### Information given
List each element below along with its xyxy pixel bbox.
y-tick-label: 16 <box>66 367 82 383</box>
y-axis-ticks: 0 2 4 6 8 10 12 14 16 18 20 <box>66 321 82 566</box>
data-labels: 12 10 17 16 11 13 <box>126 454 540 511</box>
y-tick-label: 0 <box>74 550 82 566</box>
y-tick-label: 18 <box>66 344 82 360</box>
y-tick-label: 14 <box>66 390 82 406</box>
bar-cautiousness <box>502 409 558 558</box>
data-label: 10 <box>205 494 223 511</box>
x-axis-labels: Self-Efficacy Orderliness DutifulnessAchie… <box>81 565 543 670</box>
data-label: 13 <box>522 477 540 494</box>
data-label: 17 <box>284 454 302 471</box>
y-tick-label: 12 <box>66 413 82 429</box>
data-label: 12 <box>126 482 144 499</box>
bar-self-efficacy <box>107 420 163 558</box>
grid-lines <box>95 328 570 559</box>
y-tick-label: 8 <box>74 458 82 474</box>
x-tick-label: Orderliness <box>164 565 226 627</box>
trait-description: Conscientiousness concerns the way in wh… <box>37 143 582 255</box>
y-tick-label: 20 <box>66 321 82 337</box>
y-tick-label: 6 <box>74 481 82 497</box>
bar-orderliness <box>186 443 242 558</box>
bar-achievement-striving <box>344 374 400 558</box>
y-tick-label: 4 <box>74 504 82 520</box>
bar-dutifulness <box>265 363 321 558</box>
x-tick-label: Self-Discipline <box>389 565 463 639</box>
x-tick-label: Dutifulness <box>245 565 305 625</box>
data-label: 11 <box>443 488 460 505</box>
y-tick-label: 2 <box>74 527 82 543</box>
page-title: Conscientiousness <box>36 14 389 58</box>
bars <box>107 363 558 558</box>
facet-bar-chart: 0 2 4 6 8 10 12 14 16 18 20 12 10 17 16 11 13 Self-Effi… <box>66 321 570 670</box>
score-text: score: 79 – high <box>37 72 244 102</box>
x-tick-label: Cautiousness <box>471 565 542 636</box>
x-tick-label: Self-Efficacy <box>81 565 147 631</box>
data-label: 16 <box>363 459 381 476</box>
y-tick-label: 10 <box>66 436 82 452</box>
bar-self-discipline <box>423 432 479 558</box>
######
**Task prompt**
Extract every line of the items above without changing any character, keeping the original order.

**Complete response**
List each element below along with its xyxy pixel bbox.
y-tick-label: 16 <box>66 367 82 383</box>
y-axis-ticks: 0 2 4 6 8 10 12 14 16 18 20 <box>66 321 82 566</box>
data-labels: 12 10 17 16 11 13 <box>126 454 540 511</box>
y-tick-label: 0 <box>74 550 82 566</box>
y-tick-label: 18 <box>66 344 82 360</box>
y-tick-label: 14 <box>66 390 82 406</box>
bar-cautiousness <box>502 409 558 558</box>
data-label: 10 <box>205 494 223 511</box>
x-axis-labels: Self-Efficacy Orderliness DutifulnessAchie… <box>81 565 543 670</box>
data-label: 13 <box>522 477 540 494</box>
data-label: 17 <box>284 454 302 471</box>
y-tick-label: 12 <box>66 413 82 429</box>
data-label: 12 <box>126 482 144 499</box>
bar-self-efficacy <box>107 420 163 558</box>
grid-lines <box>95 328 570 559</box>
y-tick-label: 8 <box>74 458 82 474</box>
x-tick-label: Orderliness <box>164 565 226 627</box>
trait-description: Conscientiousness concerns the way in wh… <box>37 143 582 255</box>
y-tick-label: 20 <box>66 321 82 337</box>
y-tick-label: 6 <box>74 481 82 497</box>
bar-orderliness <box>186 443 242 558</box>
bar-achievement-striving <box>344 374 400 558</box>
y-tick-label: 4 <box>74 504 82 520</box>
bar-dutifulness <box>265 363 321 558</box>
x-tick-label: Self-Discipline <box>389 565 463 639</box>
x-tick-label: Dutifulness <box>245 565 305 625</box>
data-label: 11 <box>443 488 460 505</box>
y-tick-label: 2 <box>74 527 82 543</box>
page-title: Conscientiousness <box>36 14 389 58</box>
bars <box>107 363 558 558</box>
facet-bar-chart: 0 2 4 6 8 10 12 14 16 18 20 12 10 17 16 11 13 Self-Effi… <box>66 321 570 670</box>
score-text: score: 79 – high <box>37 72 244 102</box>
x-tick-label: Cautiousness <box>471 565 542 636</box>
x-tick-label: Self-Efficacy <box>81 565 147 631</box>
data-label: 16 <box>363 459 381 476</box>
y-tick-label: 10 <box>66 436 82 452</box>
bar-self-discipline <box>423 432 479 558</box>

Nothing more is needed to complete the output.